--- Data shown ---

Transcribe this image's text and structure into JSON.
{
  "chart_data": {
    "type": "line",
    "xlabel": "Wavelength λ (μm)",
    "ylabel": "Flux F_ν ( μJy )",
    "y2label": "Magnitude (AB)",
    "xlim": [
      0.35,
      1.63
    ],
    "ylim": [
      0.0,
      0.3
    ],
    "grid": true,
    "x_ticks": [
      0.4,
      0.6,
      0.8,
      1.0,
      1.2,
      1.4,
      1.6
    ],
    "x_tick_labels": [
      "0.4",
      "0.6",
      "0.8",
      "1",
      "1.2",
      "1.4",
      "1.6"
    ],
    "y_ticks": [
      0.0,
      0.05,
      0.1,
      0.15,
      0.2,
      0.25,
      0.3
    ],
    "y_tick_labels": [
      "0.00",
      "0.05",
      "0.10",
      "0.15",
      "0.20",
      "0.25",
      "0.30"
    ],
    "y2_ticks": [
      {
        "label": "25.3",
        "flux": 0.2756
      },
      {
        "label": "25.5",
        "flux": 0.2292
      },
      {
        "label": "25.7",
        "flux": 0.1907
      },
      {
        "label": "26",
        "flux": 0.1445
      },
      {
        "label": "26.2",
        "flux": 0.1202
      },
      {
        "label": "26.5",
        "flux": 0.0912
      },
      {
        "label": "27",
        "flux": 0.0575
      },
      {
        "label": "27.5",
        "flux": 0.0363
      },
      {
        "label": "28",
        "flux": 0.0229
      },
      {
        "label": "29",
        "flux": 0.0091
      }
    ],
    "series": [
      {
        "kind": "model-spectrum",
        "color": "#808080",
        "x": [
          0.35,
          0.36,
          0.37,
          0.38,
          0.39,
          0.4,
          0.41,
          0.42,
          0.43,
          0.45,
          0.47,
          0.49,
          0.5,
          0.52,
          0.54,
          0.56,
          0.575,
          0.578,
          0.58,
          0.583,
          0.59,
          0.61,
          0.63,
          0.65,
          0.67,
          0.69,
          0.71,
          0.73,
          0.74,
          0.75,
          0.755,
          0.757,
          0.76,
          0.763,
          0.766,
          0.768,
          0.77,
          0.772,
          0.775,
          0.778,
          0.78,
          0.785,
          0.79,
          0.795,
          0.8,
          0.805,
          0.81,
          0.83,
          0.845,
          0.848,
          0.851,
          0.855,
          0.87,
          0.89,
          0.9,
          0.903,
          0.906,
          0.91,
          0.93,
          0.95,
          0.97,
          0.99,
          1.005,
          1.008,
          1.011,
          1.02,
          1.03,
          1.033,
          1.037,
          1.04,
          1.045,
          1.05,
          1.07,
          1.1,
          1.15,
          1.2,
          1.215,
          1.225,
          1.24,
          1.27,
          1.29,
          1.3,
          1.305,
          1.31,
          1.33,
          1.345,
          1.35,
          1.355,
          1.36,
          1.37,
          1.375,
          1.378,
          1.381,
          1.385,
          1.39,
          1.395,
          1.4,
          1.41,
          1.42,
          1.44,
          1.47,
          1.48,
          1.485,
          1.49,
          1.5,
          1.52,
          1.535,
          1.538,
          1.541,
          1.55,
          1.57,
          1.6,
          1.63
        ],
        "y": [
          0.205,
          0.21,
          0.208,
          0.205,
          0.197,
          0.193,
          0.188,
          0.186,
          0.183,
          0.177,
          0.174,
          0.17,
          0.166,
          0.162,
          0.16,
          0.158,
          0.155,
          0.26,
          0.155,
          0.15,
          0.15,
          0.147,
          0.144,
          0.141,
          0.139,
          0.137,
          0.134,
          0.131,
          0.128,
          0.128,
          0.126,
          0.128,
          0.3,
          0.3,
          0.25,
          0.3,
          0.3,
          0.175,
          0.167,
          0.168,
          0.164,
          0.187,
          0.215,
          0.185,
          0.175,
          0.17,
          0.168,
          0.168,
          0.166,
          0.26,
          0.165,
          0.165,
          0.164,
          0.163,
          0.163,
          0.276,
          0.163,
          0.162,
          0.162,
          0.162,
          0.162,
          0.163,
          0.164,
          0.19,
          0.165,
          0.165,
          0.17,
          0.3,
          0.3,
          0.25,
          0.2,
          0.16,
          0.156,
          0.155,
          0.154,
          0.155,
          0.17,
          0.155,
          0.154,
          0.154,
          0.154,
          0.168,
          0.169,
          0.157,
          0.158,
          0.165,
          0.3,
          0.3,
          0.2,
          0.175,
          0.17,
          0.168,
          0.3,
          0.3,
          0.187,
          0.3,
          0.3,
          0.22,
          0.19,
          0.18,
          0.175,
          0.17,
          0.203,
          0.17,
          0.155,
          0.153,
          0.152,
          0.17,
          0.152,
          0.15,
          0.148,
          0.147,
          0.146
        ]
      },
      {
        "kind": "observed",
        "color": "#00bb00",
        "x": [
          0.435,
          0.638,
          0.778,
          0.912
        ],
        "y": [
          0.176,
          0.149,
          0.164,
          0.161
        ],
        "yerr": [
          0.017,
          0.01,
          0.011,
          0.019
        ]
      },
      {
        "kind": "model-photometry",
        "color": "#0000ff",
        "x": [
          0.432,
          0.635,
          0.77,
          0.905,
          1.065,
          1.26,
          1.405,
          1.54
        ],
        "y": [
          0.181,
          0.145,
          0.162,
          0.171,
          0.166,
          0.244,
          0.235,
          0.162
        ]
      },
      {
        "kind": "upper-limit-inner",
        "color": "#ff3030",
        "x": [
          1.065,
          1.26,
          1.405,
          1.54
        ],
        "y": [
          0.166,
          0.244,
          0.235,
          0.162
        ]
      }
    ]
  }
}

---

# Request:
Look through the material above and work out how many of its lines contain "kind". State the number only.

# Correct response:
4